◆ WHAT THE EXERCISE ASKS:
Extract each line bearing the word "jenis".

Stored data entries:
[start]
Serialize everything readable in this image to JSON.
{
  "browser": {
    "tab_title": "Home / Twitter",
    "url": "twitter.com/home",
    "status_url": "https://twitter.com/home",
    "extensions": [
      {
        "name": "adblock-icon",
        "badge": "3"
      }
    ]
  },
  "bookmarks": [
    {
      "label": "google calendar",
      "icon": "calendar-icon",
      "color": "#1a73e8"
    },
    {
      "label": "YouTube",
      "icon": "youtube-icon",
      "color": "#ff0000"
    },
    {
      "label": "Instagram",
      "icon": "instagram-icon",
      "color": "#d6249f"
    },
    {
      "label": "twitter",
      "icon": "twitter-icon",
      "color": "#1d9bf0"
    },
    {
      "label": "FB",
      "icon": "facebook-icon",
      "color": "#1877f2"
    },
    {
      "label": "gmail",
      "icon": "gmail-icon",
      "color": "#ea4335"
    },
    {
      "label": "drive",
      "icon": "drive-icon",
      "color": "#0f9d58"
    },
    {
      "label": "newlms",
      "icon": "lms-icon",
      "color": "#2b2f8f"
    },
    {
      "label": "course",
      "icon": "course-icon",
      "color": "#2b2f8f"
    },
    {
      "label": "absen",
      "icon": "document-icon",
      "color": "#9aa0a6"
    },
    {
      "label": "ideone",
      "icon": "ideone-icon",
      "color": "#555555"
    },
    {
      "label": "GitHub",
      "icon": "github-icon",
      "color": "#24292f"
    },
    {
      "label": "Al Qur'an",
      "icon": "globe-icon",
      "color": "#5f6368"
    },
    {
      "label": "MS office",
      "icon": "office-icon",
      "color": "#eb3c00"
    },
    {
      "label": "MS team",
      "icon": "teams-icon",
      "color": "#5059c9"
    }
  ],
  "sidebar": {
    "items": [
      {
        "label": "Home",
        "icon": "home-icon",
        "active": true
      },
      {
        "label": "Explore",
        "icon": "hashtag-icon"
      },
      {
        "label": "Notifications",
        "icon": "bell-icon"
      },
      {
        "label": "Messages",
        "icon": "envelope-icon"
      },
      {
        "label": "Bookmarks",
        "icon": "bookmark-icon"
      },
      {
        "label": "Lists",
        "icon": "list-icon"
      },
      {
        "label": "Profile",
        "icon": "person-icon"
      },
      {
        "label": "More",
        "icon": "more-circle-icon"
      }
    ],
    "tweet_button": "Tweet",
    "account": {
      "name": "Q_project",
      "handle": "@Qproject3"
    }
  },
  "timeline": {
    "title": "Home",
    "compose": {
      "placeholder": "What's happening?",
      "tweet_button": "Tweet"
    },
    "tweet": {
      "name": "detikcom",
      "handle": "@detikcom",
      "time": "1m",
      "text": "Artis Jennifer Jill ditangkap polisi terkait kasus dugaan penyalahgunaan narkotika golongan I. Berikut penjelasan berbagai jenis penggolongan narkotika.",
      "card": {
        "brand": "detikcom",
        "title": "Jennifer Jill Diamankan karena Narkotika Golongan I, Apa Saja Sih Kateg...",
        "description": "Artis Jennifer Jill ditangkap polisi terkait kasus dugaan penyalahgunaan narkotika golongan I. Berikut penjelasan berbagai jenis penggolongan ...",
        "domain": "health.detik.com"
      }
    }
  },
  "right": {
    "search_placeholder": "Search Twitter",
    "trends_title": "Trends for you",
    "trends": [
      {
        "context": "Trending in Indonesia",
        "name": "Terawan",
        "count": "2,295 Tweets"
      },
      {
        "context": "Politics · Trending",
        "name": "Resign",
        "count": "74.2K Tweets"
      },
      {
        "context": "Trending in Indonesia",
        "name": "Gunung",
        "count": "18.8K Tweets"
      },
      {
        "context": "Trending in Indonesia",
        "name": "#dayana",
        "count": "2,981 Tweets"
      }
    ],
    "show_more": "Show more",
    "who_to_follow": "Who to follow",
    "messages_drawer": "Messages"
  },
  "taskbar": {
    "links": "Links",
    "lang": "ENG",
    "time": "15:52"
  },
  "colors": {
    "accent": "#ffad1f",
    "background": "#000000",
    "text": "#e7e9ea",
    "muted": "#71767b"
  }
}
[end]
◆ TASK RESULT:
      "text": "Artis Jennifer Jill ditangkap polisi terkait kasus dugaan penyalahgunaan narkotika golongan I. Berikut penjelasan berbagai jenis penggolongan narkotika.",
        "description": "Artis Jennifer Jill ditangkap polisi terkait kasus dugaan penyalahgunaan narkotika golongan I. Berikut penjelasan berbagai jenis penggolongan ...",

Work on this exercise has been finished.